Your instructions: Return each line containing the string "text".

Records:
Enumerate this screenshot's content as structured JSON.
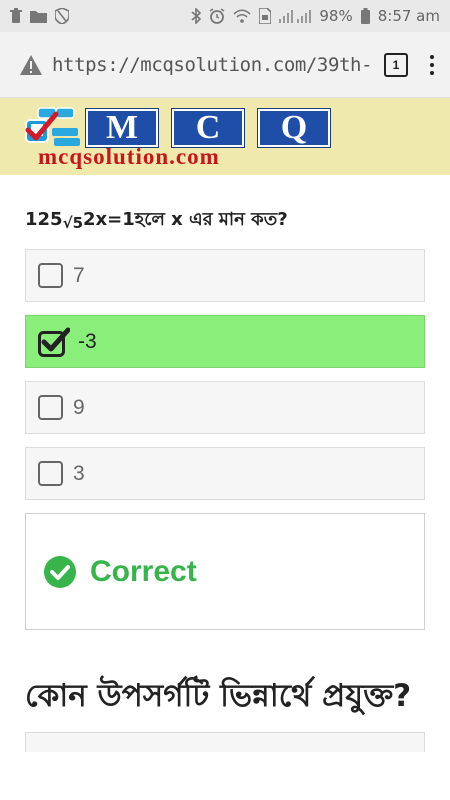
{
  "status_bar": {
    "battery": "98%",
    "time": "8:57 am"
  },
  "browser": {
    "url": "https://mcqsolution.com/39th-",
    "tab_count": "1"
  },
  "site": {
    "logo_letters": [
      "M",
      "C",
      "Q"
    ],
    "domain": "mcqsolution.com"
  },
  "question": {
    "prefix": "125",
    "root": "√5",
    "suffix": "2x=1হলে x এর মান কত?"
  },
  "options": [
    {
      "label": "7",
      "selected": false
    },
    {
      "label": "-3",
      "selected": true
    },
    {
      "label": "9",
      "selected": false
    },
    {
      "label": "3",
      "selected": false
    }
  ],
  "result": {
    "text": "Correct",
    "color": "#37b44a"
  },
  "next_question": {
    "text": "কোন উপসর্গটি ভিন্নার্থে প্রযুক্ত?"
  },
  "colors": {
    "header_bg": "#efe9ae",
    "logo_box": "#1f4ea8",
    "domain_red": "#c8151b",
    "selected_option": "#8aee7a"
  }
}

Solved problem:
    "text": "Correct",
    "text": "কোন উপসর্গটি ভিন্নার্থে প্রযুক্ত?"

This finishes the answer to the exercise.